----- INFORMATION SHOWN -----
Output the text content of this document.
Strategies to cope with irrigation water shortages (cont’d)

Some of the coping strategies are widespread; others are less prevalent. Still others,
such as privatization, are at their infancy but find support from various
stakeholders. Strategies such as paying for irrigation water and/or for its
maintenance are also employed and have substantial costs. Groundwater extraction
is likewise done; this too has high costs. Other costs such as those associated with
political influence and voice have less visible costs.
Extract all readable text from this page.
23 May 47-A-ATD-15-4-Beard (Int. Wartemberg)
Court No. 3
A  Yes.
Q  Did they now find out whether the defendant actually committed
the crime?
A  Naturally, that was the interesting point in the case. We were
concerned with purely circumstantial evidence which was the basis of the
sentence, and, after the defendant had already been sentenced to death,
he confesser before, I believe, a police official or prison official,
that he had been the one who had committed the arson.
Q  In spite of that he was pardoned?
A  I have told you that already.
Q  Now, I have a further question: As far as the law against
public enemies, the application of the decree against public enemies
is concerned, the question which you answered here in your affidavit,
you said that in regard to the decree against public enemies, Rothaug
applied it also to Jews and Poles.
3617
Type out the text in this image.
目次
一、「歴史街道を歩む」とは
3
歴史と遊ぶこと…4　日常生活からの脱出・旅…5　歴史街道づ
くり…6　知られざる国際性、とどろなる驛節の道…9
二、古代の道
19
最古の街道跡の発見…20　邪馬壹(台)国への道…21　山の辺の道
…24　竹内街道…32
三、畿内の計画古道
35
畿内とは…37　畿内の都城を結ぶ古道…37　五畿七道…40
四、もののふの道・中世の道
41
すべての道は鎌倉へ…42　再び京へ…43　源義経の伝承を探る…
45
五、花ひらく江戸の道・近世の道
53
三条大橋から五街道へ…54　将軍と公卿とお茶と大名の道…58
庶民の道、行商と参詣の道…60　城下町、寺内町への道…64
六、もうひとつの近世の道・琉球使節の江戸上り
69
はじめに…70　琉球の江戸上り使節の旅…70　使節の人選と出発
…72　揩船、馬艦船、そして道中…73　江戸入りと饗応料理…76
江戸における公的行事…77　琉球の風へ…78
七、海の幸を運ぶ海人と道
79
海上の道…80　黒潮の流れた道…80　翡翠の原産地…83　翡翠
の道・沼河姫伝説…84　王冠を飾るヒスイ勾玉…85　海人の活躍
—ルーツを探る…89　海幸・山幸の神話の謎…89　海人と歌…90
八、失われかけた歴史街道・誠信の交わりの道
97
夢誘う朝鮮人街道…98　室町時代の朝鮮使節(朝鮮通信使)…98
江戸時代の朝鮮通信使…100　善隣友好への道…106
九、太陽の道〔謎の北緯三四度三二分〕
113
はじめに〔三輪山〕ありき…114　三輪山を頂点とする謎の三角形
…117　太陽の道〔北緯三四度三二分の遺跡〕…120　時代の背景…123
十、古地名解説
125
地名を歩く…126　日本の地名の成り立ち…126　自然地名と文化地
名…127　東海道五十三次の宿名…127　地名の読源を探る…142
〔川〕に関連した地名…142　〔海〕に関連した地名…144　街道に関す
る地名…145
-----
Print all of the entries exactly as they appear.

Output the text content of this document.
Strategies to cope with irrigation water shortages (cont’d)

Some of the coping strategies are widespread; others are less prevalent. Still others,
such as privatization, are at their infancy but find support from various
stakeholders. Strategies such as paying for irrigation water and/or for its
maintenance are also employed and have substantial costs. Groundwater extraction
is likewise done; this too has high costs. Other costs such as those associated with
political influence and voice have less visible costs.
Extract all readable text from this page.
23 May 47-A-ATD-15-4-Beard (Int. Wartemberg)
Court No. 3
A  Yes.
Q  Did they now find out whether the defendant actually committed
the crime?
A  Naturally, that was the interesting point in the case. We were
concerned with purely circumstantial evidence which was the basis of the
sentence, and, after the defendant had already been sentenced to death,
he confesser before, I believe, a police official or prison official,
that he had been the one who had committed the arson.
Q  In spite of that he was pardoned?
A  I have told you that already.
Q  Now, I have a further question: As far as the law against
public enemies, the application of the decree against public enemies
is concerned, the question which you answered here in your affidavit,
you said that in regard to the decree against public enemies, Rothaug
applied it also to Jews and Poles.
3617
Type out the text in this image.
目次
一、「歴史街道を歩む」とは
3
歴史と遊ぶこと…4　日常生活からの脱出・旅…5　歴史街道づ
くり…6　知られざる国際性、とどろなる驛節の道…9
二、古代の道
19
最古の街道跡の発見…20　邪馬壹(台)国への道…21　山の辺の道
…24　竹内街道…32
三、畿内の計画古道
35
畿内とは…37　畿内の都城を結ぶ古道…37　五畿七道…40
四、もののふの道・中世の道
41
すべての道は鎌倉へ…42　再び京へ…43　源義経の伝承を探る…
45
五、花ひらく江戸の道・近世の道
53
三条大橋から五街道へ…54　将軍と公卿とお茶と大名の道…58
庶民の道、行商と参詣の道…60　城下町、寺内町への道…64
六、もうひとつの近世の道・琉球使節の江戸上り
69
はじめに…70　琉球の江戸上り使節の旅…70　使節の人選と出発
…72　揩船、馬艦船、そして道中…73　江戸入りと饗応料理…76
江戸における公的行事…77　琉球の風へ…78
七、海の幸を運ぶ海人と道
79
海上の道…80　黒潮の流れた道…80　翡翠の原産地…83　翡翠
の道・沼河姫伝説…84　王冠を飾るヒスイ勾玉…85　海人の活躍
—ルーツを探る…89　海幸・山幸の神話の謎…89　海人と歌…90
八、失われかけた歴史街道・誠信の交わりの道
97
夢誘う朝鮮人街道…98　室町時代の朝鮮使節(朝鮮通信使)…98
江戸時代の朝鮮通信使…100　善隣友好への道…106
九、太陽の道〔謎の北緯三四度三二分〕
113
はじめに〔三輪山〕ありき…114　三輪山を頂点とする謎の三角形
…117　太陽の道〔北緯三四度三二分の遺跡〕…120　時代の背景…123
十、古地名解説
125
地名を歩く…126　日本の地名の成り立ち…126　自然地名と文化地
名…127　東海道五十三次の宿名…127　地名の読源を探る…142
〔川〕に関連した地名…142　〔海〕に関連した地名…144　街道に関す
る地名…145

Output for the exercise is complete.